Data entries:
= = =

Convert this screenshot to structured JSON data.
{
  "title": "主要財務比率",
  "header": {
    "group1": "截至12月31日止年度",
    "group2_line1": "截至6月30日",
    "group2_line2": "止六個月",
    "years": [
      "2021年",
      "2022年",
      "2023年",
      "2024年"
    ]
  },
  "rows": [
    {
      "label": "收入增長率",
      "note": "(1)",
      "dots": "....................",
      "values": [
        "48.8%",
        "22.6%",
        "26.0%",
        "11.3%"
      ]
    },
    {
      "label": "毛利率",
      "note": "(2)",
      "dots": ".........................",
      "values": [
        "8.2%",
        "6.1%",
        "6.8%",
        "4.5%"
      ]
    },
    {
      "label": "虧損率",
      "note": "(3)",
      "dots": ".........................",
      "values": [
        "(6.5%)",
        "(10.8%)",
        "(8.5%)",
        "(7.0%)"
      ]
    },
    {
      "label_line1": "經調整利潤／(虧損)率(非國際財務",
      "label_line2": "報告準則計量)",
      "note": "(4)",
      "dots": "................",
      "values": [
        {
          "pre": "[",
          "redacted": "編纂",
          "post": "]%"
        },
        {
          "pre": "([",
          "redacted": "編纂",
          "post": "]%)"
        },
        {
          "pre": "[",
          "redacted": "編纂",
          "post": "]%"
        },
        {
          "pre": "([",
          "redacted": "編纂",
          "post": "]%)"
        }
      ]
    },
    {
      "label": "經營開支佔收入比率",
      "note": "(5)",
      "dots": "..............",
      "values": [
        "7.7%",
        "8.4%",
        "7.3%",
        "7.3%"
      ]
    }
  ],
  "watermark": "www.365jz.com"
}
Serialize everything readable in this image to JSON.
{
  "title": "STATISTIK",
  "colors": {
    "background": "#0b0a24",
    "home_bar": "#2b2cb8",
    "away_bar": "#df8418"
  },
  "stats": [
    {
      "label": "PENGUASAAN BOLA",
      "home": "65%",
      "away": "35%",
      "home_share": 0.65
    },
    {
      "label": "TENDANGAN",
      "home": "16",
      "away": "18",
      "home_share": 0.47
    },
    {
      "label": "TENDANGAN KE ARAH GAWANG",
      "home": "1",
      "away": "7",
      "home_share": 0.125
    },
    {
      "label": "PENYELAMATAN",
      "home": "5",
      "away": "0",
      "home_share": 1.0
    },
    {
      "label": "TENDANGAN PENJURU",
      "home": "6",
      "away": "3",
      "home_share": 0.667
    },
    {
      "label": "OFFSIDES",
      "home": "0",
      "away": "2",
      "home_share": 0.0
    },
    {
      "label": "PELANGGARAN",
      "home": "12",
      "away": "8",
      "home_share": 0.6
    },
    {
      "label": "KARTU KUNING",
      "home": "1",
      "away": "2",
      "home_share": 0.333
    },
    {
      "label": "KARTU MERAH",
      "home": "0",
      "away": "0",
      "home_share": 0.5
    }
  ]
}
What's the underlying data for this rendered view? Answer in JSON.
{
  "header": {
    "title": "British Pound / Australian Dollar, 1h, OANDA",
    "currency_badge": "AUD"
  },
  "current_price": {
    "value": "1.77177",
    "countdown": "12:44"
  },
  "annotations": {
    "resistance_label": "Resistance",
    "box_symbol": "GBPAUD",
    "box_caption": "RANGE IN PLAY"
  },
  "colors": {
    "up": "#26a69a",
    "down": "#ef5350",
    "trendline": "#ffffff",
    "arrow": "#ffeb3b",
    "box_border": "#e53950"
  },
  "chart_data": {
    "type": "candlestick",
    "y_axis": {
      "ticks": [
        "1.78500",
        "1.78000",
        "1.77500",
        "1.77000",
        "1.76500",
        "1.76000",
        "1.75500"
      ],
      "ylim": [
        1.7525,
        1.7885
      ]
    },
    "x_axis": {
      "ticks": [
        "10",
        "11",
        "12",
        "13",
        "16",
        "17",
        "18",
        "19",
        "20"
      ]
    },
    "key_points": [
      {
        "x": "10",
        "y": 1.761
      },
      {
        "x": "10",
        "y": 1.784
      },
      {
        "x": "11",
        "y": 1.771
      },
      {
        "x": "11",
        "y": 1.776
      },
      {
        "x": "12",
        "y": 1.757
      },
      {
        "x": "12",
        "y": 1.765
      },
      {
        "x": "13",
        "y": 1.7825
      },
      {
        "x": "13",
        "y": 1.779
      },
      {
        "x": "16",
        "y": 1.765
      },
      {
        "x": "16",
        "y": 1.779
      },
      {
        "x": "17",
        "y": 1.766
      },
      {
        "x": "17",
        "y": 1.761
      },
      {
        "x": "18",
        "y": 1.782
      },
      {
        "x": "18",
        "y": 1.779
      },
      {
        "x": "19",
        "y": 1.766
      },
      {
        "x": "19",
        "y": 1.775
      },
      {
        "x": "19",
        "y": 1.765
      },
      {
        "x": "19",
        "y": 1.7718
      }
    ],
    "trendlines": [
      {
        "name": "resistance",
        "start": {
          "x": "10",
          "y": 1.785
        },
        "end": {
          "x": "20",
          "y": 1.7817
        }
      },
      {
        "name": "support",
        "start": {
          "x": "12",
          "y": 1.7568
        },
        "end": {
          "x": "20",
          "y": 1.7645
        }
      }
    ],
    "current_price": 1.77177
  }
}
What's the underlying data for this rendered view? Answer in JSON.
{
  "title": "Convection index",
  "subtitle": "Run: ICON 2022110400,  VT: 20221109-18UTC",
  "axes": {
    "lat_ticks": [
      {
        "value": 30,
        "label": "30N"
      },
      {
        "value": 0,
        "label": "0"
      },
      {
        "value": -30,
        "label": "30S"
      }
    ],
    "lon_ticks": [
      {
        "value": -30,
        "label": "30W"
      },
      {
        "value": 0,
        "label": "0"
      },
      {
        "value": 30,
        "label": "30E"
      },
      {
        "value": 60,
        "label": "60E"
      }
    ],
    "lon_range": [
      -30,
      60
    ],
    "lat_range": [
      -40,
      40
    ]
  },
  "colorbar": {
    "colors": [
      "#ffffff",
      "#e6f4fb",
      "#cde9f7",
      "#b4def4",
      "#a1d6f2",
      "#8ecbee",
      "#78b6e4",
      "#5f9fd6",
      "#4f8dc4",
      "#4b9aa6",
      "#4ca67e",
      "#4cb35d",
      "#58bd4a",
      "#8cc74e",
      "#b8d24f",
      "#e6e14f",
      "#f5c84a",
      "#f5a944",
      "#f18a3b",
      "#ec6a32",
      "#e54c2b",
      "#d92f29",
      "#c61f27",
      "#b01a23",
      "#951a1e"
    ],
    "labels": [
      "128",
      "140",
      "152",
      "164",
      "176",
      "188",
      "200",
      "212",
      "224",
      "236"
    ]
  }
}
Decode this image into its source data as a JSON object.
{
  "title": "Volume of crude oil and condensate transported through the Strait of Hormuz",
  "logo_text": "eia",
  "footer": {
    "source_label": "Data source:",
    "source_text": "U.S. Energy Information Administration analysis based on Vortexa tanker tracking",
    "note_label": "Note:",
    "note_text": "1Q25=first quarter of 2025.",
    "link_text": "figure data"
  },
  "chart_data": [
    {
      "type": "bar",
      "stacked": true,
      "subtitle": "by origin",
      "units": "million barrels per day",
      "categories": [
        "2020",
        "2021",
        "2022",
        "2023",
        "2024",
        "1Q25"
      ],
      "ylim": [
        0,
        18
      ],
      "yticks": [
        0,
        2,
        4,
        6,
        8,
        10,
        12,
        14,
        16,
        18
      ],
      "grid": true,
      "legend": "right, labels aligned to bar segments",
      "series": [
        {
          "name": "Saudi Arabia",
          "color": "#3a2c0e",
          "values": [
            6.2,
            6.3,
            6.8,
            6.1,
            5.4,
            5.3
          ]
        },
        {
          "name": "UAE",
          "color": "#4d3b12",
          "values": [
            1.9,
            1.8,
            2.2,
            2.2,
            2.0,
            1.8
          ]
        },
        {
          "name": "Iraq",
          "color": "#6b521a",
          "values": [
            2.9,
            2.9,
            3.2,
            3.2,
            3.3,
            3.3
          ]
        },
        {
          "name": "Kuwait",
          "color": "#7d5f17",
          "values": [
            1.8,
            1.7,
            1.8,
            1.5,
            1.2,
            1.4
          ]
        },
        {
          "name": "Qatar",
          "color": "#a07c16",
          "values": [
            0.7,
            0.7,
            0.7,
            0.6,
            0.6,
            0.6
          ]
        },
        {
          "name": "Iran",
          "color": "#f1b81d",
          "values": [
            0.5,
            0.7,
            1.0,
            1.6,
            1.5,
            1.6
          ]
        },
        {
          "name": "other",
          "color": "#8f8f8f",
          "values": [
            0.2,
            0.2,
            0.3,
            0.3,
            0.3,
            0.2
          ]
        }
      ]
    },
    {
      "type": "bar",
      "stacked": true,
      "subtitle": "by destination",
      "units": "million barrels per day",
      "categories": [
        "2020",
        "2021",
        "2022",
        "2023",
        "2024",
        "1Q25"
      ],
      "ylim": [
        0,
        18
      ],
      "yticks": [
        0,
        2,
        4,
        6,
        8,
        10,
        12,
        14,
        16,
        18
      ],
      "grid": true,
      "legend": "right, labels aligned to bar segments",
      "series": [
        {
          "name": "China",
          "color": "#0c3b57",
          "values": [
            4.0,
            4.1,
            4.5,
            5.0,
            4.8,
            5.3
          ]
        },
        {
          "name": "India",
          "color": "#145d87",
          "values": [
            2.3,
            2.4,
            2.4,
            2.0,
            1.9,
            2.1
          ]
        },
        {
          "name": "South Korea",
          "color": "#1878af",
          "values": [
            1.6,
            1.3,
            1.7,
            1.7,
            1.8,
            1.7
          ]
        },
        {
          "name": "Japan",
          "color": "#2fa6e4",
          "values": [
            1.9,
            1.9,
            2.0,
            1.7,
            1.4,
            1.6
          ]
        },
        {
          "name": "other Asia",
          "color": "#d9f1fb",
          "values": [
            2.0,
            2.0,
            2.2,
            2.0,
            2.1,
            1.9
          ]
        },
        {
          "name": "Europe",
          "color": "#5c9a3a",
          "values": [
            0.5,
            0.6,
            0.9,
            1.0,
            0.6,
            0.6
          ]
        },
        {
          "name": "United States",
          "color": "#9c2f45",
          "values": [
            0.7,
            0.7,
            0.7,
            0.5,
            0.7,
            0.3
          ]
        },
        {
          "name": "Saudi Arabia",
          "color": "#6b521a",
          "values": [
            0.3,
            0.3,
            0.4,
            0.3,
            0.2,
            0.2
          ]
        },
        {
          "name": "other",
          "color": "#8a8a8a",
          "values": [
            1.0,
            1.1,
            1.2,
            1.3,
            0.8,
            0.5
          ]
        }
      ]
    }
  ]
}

= = =

GIVEN EXERCISE
Look through the listing above. Pick out each line with "KARTU" and copy it.

RESULT
      "label": "KARTU KUNING",
      "label": "KARTU MERAH",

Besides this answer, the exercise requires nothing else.